Problem details: Pull out every line below holding the word "consumo".

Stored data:
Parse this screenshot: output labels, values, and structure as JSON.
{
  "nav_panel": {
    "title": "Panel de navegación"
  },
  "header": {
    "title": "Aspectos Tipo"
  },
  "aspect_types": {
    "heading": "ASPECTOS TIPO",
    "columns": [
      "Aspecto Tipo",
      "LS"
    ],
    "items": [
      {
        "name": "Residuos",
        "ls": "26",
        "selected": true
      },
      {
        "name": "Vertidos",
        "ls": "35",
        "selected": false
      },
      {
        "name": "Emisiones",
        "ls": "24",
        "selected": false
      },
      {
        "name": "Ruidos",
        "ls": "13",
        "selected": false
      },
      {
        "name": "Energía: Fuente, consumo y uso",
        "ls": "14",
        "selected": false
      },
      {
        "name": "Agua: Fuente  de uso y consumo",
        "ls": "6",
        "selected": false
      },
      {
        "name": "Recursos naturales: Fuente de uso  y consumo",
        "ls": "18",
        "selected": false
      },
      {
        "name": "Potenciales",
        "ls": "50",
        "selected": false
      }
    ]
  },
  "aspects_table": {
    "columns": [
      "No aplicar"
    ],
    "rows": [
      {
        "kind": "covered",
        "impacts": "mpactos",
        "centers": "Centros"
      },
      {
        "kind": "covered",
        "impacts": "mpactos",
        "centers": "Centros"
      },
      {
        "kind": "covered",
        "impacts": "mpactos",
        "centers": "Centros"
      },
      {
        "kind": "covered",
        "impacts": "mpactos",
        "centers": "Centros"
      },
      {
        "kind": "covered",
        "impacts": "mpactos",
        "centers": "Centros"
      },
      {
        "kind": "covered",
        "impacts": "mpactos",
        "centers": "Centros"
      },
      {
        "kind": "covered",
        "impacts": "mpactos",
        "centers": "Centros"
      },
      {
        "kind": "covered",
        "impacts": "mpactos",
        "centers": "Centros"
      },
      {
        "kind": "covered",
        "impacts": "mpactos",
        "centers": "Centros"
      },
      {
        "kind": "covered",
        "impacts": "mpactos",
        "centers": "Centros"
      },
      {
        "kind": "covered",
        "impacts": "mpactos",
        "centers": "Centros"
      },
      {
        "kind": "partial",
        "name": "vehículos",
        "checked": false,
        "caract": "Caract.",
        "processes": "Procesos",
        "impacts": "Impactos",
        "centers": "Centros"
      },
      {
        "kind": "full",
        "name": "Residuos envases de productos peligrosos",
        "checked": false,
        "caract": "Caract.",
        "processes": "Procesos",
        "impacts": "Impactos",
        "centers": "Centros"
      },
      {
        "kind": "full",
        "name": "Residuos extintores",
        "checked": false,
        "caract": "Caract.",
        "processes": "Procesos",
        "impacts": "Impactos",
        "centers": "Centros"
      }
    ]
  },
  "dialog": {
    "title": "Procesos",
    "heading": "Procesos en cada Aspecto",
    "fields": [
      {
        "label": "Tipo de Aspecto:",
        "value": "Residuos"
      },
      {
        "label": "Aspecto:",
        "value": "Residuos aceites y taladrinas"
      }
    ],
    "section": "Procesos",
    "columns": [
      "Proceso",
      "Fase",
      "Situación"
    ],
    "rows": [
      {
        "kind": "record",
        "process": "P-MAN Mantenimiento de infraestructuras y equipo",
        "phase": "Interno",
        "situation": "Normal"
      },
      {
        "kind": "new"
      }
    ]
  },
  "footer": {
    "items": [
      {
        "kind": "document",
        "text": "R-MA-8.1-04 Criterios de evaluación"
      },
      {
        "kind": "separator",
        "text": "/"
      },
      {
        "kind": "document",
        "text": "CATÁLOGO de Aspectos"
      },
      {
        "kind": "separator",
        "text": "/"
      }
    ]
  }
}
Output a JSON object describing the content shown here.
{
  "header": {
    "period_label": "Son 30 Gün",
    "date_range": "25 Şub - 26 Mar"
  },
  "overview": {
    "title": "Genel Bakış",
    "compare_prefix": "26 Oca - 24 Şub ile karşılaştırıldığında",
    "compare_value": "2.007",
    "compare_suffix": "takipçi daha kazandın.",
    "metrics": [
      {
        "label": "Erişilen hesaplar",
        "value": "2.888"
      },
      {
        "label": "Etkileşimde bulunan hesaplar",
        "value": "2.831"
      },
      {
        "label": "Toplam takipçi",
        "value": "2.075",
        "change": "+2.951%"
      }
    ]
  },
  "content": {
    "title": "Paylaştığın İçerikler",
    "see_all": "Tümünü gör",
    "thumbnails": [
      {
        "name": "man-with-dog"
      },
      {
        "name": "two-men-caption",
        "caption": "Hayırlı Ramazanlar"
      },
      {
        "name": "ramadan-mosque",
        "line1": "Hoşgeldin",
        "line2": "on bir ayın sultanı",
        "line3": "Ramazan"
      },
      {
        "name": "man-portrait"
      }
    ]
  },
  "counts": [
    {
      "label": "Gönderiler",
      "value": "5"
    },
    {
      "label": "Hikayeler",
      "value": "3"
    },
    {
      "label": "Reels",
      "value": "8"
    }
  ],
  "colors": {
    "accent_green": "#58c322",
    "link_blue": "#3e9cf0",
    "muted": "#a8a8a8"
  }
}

Solution for this exercise:
        "name": "Energía: Fuente, consumo y uso",
        "name": "Agua: Fuente  de uso y consumo",
        "name": "Recursos naturales: Fuente de uso  y consumo",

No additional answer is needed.